## Written request
Word for word, copy all the data and drop the pictures.

--- Start ---

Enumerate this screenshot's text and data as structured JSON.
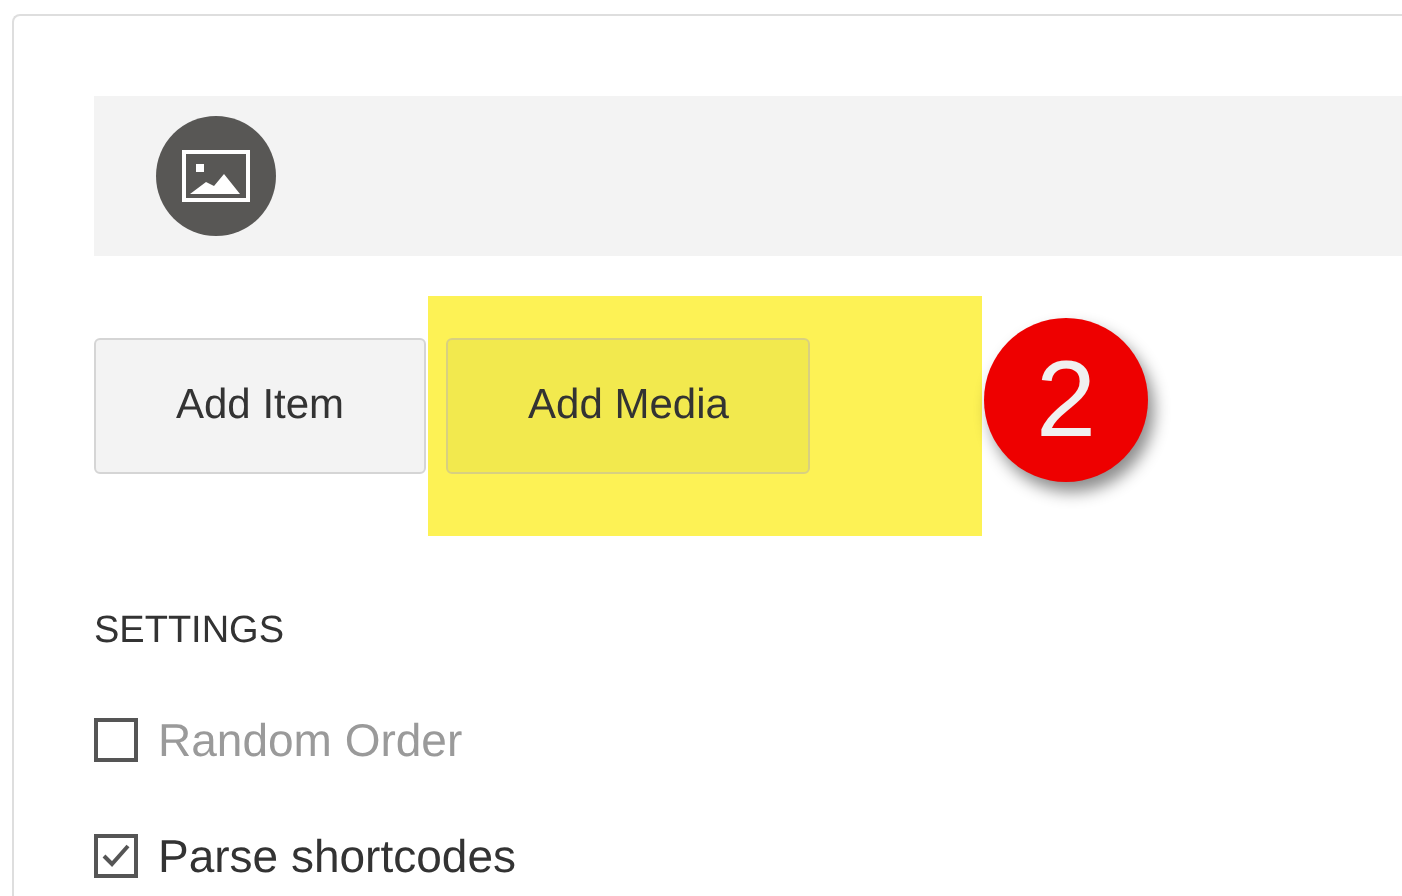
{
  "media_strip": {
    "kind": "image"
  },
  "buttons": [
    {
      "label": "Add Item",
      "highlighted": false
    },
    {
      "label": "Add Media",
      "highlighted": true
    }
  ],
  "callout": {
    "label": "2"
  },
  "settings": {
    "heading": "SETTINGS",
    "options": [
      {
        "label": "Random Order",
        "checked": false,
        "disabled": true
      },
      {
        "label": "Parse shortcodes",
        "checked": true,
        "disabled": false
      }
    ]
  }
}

--- End ---

## Output of the task
Enumerate this screenshot's text and data as structured JSON.
{
  "media_strip": {
    "kind": "image"
  },
  "buttons": [
    {
      "label": "Add Item",
      "highlighted": false
    },
    {
      "label": "Add Media",
      "highlighted": true
    }
  ],
  "callout": {
    "label": "2"
  },
  "settings": {
    "heading": "SETTINGS",
    "options": [
      {
        "label": "Random Order",
        "checked": false,
        "disabled": true
      },
      {
        "label": "Parse shortcodes",
        "checked": true,
        "disabled": false
      }
    ]
  }
}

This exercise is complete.